▶ _WHAT YOU ARE ASKED TO DO_: Using the listing below, report all lines holding the word "الوقت".

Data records

* * *

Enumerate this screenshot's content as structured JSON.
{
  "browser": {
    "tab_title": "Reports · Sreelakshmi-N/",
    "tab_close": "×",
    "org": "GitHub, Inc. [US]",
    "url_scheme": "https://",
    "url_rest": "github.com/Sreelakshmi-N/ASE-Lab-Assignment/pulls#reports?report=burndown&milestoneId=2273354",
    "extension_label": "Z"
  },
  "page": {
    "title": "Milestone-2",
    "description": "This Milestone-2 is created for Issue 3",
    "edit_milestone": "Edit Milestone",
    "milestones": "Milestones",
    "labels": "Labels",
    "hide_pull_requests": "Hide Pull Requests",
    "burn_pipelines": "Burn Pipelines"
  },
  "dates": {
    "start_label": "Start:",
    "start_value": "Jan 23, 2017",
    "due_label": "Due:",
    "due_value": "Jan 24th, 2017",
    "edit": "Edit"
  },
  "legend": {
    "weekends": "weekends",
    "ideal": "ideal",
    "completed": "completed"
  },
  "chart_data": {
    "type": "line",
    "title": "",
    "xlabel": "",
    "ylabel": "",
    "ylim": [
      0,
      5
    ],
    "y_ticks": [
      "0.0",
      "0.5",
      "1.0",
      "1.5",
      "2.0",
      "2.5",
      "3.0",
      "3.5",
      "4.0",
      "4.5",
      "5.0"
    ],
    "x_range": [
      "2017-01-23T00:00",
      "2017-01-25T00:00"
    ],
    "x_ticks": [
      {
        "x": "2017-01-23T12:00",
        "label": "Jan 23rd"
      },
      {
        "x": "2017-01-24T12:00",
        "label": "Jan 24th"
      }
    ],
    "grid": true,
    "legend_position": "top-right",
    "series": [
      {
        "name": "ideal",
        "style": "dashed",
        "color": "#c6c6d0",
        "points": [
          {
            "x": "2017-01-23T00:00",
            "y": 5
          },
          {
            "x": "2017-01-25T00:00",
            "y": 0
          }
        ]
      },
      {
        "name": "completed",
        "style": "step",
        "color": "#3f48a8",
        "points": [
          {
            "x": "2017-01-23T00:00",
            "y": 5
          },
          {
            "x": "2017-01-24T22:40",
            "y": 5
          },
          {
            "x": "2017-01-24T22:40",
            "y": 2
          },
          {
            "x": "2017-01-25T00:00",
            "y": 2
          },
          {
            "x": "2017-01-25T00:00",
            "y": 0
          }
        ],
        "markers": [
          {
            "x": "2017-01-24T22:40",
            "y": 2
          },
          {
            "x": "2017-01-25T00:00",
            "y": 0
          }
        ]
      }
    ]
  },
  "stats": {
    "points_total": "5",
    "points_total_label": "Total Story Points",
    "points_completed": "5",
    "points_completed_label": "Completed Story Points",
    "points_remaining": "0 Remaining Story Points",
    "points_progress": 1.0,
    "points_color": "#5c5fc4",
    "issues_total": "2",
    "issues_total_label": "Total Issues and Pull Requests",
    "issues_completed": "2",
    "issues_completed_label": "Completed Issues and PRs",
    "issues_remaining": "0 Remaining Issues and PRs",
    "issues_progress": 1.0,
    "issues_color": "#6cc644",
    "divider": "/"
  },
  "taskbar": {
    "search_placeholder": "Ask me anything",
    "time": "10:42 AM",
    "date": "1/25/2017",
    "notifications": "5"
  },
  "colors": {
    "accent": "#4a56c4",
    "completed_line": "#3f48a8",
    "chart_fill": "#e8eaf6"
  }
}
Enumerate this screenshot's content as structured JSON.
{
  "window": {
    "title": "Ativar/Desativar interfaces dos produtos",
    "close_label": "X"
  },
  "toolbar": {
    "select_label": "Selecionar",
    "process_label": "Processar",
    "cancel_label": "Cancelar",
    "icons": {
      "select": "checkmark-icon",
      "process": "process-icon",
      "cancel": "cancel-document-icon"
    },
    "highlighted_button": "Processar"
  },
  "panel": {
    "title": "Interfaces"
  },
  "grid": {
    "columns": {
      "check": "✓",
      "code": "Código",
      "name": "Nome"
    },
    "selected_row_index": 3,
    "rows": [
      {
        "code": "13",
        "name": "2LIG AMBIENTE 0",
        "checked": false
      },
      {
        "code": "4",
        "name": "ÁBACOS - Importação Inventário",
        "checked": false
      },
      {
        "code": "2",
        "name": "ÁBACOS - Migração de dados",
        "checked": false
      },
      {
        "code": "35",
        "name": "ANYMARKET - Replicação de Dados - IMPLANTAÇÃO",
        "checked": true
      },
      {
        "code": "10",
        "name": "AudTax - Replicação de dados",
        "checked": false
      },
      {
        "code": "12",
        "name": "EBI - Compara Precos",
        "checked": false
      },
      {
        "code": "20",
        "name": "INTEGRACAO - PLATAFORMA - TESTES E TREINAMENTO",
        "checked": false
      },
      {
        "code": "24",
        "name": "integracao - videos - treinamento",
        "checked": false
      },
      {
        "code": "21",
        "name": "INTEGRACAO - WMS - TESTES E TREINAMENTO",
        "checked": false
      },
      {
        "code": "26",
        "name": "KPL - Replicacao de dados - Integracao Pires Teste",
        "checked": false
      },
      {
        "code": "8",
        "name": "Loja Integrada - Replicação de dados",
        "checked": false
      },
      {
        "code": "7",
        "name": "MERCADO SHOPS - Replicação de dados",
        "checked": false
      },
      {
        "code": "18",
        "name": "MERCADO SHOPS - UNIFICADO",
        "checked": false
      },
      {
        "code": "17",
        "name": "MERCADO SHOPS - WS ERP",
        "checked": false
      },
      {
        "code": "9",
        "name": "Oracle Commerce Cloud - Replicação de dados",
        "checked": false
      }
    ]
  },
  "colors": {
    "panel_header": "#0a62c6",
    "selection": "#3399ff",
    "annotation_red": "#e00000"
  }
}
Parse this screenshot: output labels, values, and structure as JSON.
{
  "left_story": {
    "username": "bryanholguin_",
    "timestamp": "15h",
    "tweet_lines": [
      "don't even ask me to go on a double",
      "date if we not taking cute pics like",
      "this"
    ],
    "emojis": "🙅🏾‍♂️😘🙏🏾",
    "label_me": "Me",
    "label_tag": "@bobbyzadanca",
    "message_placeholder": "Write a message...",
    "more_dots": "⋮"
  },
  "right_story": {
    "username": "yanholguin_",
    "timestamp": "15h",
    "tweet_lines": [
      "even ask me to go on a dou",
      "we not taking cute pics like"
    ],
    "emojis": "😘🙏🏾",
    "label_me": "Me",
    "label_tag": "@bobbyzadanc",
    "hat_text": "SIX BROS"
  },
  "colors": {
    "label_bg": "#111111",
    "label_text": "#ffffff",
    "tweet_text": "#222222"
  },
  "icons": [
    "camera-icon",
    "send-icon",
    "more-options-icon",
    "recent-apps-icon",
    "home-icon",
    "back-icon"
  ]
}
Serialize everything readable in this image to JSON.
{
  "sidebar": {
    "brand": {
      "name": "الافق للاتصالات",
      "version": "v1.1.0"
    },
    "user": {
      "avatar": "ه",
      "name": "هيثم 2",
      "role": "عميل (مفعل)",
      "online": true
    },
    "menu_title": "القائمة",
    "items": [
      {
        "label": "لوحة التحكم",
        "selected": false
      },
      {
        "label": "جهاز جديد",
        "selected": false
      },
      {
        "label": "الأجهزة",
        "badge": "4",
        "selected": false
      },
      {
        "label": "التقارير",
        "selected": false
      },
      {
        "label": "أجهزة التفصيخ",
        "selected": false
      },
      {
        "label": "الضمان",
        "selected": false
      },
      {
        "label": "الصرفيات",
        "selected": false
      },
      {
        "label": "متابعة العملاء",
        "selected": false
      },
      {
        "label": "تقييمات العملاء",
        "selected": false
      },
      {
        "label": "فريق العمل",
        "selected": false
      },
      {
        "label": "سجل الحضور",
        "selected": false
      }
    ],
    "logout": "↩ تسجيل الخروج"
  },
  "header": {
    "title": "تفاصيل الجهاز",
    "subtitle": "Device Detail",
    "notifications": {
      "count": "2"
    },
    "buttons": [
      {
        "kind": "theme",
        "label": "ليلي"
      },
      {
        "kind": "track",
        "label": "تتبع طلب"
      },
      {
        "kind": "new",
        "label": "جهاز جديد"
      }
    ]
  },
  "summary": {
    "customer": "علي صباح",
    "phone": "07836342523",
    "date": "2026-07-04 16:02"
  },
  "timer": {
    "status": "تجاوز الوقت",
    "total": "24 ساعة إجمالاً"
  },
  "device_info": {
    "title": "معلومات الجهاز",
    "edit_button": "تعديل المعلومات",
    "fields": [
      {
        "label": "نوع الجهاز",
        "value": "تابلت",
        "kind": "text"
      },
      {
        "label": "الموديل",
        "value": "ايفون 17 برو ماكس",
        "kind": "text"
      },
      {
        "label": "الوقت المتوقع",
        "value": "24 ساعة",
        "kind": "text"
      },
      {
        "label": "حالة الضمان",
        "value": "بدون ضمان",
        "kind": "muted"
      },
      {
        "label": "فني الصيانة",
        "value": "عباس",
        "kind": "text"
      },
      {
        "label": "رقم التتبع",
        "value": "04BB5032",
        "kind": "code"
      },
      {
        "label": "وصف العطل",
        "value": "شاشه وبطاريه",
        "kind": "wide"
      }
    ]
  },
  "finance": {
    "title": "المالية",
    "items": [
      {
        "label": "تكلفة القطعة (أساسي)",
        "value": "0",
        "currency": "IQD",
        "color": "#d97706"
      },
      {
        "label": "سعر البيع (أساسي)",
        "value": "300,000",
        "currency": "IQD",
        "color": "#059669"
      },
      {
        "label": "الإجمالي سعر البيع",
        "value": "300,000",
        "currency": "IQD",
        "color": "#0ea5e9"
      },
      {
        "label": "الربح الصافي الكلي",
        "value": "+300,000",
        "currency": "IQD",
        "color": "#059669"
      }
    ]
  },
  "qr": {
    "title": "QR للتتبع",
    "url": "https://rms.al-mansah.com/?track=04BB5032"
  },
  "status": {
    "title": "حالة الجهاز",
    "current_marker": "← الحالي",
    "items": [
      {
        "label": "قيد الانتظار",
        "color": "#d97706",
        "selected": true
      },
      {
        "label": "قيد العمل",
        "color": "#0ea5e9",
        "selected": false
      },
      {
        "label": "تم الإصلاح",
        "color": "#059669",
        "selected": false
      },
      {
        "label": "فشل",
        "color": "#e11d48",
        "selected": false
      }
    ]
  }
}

* * *

▶ _PROBLEM SOLUTION_:
    "status": "تجاوز الوقت",
        "label": "الوقت المتوقع",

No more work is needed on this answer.